Exercise goal
All the data should come back exactly as it was given.
○ ○ ○ ○ ○
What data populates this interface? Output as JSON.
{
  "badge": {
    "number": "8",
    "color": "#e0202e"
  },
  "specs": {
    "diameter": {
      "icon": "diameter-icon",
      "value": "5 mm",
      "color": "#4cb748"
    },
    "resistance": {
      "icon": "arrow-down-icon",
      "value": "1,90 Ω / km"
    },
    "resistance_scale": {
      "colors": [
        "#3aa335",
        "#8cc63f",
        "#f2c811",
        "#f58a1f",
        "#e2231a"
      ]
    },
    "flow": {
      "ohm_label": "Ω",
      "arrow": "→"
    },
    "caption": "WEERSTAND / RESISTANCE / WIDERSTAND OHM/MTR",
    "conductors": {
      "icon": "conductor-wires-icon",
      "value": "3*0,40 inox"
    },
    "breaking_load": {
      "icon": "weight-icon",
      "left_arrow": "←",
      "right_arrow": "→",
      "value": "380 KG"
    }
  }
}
○ ○ ○ ○ ○
Exercise solution
What data populates this interface? Output as JSON.
{
  "badge": {
    "number": "8",
    "color": "#e0202e"
  },
  "specs": {
    "diameter": {
      "icon": "diameter-icon",
      "value": "5 mm",
      "color": "#4cb748"
    },
    "resistance": {
      "icon": "arrow-down-icon",
      "value": "1,90 Ω / km"
    },
    "resistance_scale": {
      "colors": [
        "#3aa335",
        "#8cc63f",
        "#f2c811",
        "#f58a1f",
        "#e2231a"
      ]
    },
    "flow": {
      "ohm_label": "Ω",
      "arrow": "→"
    },
    "caption": "WEERSTAND / RESISTANCE / WIDERSTAND OHM/MTR",
    "conductors": {
      "icon": "conductor-wires-icon",
      "value": "3*0,40 inox"
    },
    "breaking_load": {
      "icon": "weight-icon",
      "left_arrow": "←",
      "right_arrow": "→",
      "value": "380 KG"
    }
  }
}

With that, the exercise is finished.